Segment Start: MATERIAL TO PROCESS

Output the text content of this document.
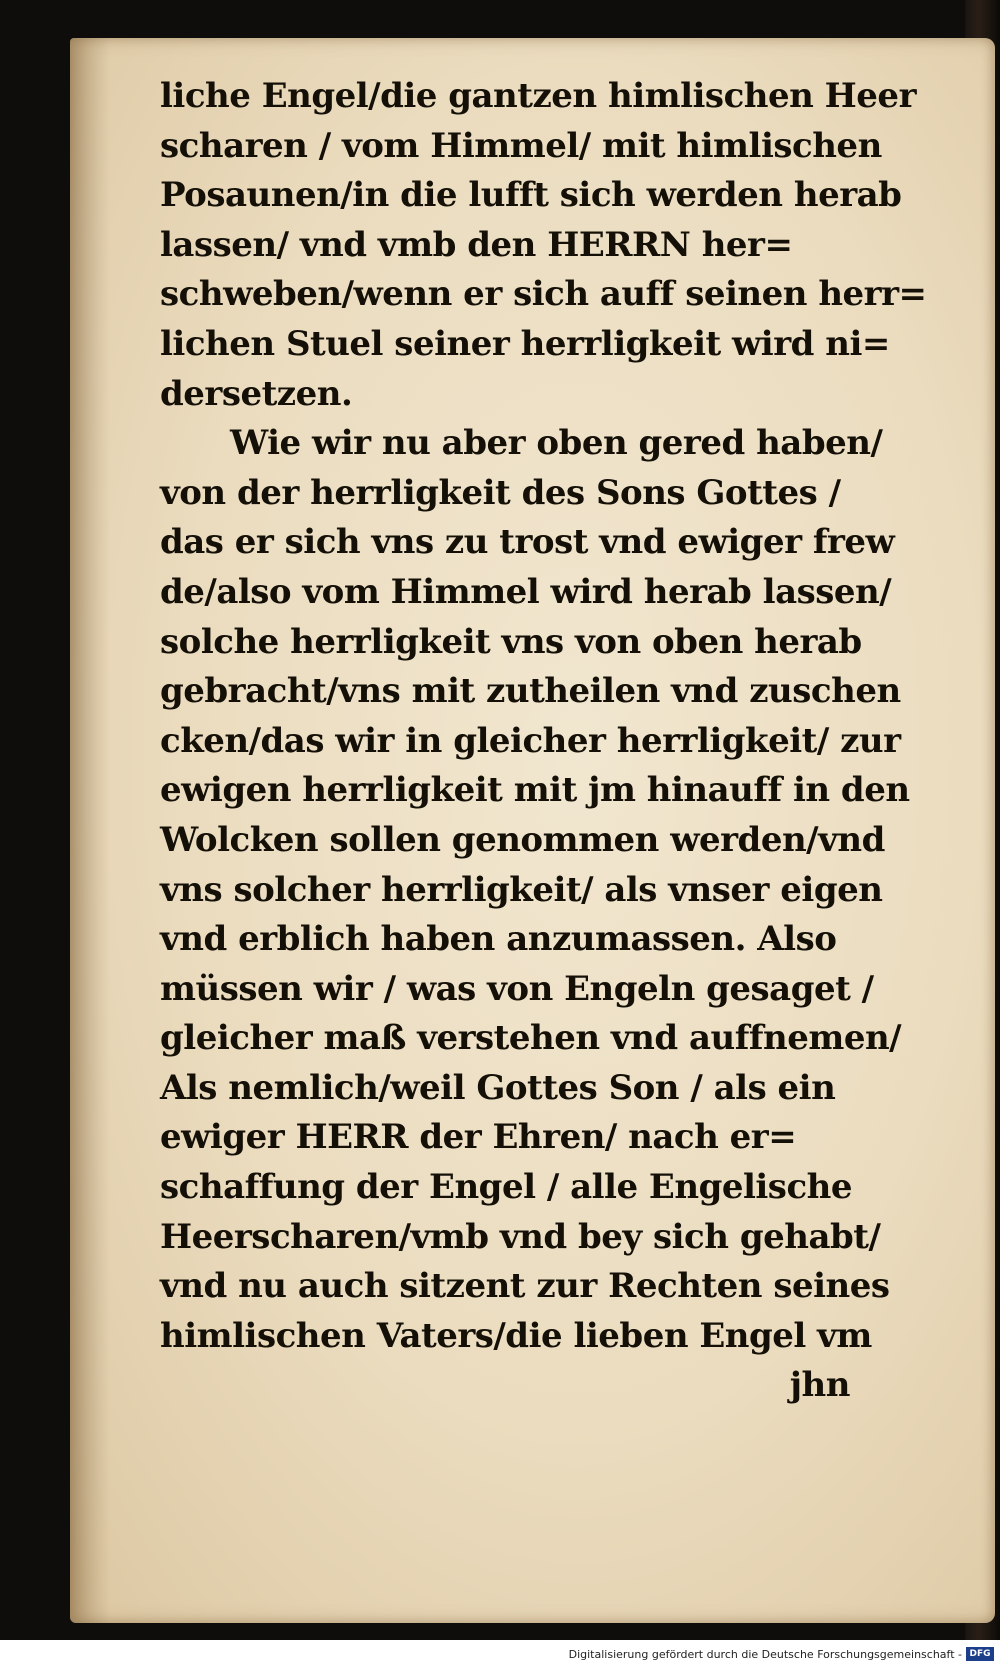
liche Engel/die gantzen himlischen Heer
scharen / vom Himmel/ mit himlischen
Posaunen/in die lufft sich werden herab
lassen/ vnd vmb den HERRN her=
schweben/wenn er sich auff seinen herr=
lichen Stuel seiner herrligkeit wird ni=
dersetzen.
Wie wir nu aber oben gered haben/
von der herrligkeit des Sons Gottes /
das er sich vns zu trost vnd ewiger frew
de/also vom Himmel wird herab lassen/
solche herrligkeit vns von oben herab
gebracht/vns mit zutheilen vnd zuschen
cken/das wir in gleicher herrligkeit/ zur
ewigen herrligkeit mit jm hinauff in den
Wolcken sollen genommen werden/vnd
vns solcher herrligkeit/ als vnser eigen
vnd erblich haben anzumassen. Also
müssen wir / was von Engeln gesaget /
gleicher maß verstehen vnd auffnemen/
Als nemlich/weil Gottes Son / als ein
ewiger HERR der Ehren/ nach er=
schaffung der Engel / alle Engelische
Heerscharen/vmb vnd bey sich gehabt/
vnd nu auch sitzent zur Rechten seines
himlischen Vaters/die lieben Engel vm
jhn
Digitalisierung gefördert durch die Deutsche Forschungsgemeinschaft - DFG
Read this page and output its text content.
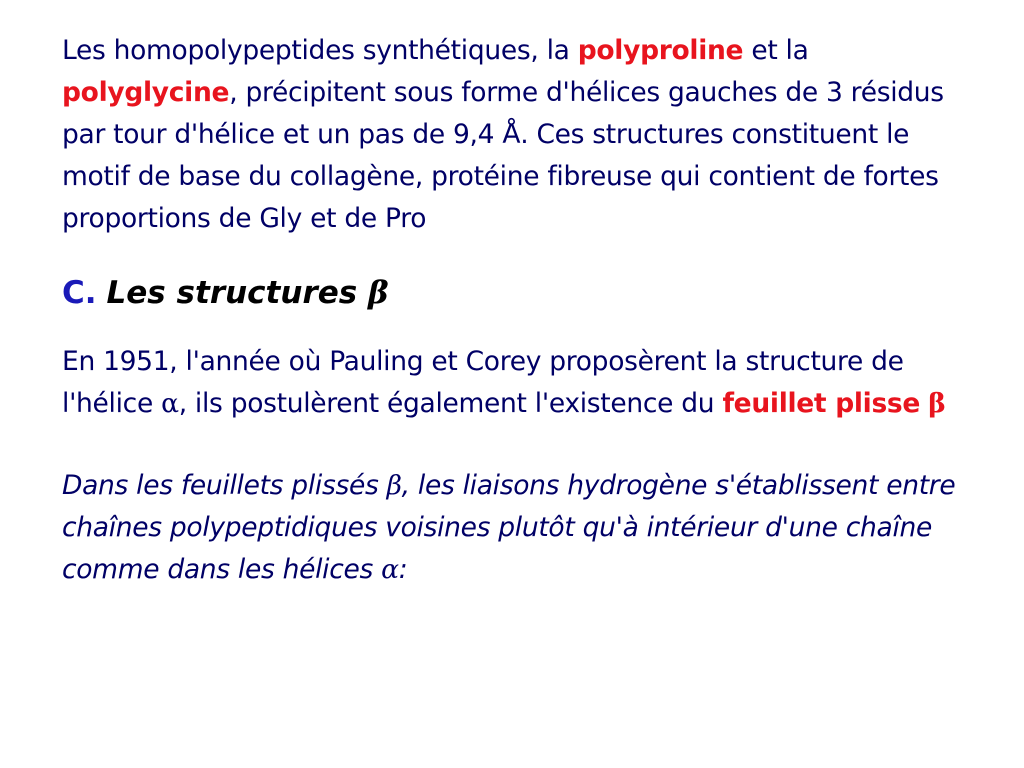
Les homopolypeptides synthétiques, la polyproline et la polyglycine, précipitent sous forme d'hélices gauches de 3 résidus par tour d'hélice et un pas de 9,4 Å. Ces structures constituent le motif de base du collagène, protéine fibreuse qui contient de fortes proportions de Gly et de Pro

C. Les structures β

En 1951, l'année où Pauling et Corey proposèrent la structure de l'hélice α, ils postulèrent également l'existence du feuillet plisse β

Dans les feuillets plissés β, les liaisons hydrogène s'établissent entre chaînes polypeptidiques voisines plutôt qu'à intérieur d'une chaîne comme dans les hélices α:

Segment End: MATERIAL TO PROCESS

ABOUT THIS EXERCISE:
Every record gets retyped exactly; no picture goes into the copy.

TASK OUTPUT:
Output the text content of this document.
liche Engel/die gantzen himlischen Heer
scharen / vom Himmel/ mit himlischen
Posaunen/in die lufft sich werden herab
lassen/ vnd vmb den HERRN her=
schweben/wenn er sich auff seinen herr=
lichen Stuel seiner herrligkeit wird ni=
dersetzen.
Wie wir nu aber oben gered haben/
von der herrligkeit des Sons Gottes /
das er sich vns zu trost vnd ewiger frew
de/also vom Himmel wird herab lassen/
solche herrligkeit vns von oben herab
gebracht/vns mit zutheilen vnd zuschen
cken/das wir in gleicher herrligkeit/ zur
ewigen herrligkeit mit jm hinauff in den
Wolcken sollen genommen werden/vnd
vns solcher herrligkeit/ als vnser eigen
vnd erblich haben anzumassen. Also
müssen wir / was von Engeln gesaget /
gleicher maß verstehen vnd auffnemen/
Als nemlich/weil Gottes Son / als ein
ewiger HERR der Ehren/ nach er=
schaffung der Engel / alle Engelische
Heerscharen/vmb vnd bey sich gehabt/
vnd nu auch sitzent zur Rechten seines
himlischen Vaters/die lieben Engel vm
jhn
Digitalisierung gefördert durch die Deutsche Forschungsgemeinschaft - DFG
Read this page and output its text content.
Les homopolypeptides synthétiques, la polyproline et la polyglycine, précipitent sous forme d'hélices gauches de 3 résidus par tour d'hélice et un pas de 9,4 Å. Ces structures constituent le motif de base du collagène, protéine fibreuse qui contient de fortes proportions de Gly et de Pro

C. Les structures β

En 1951, l'année où Pauling et Corey proposèrent la structure de l'hélice α, ils postulèrent également l'existence du feuillet plisse β

Dans les feuillets plissés β, les liaisons hydrogène s'établissent entre chaînes polypeptidiques voisines plutôt qu'à intérieur d'une chaîne comme dans les hélices α:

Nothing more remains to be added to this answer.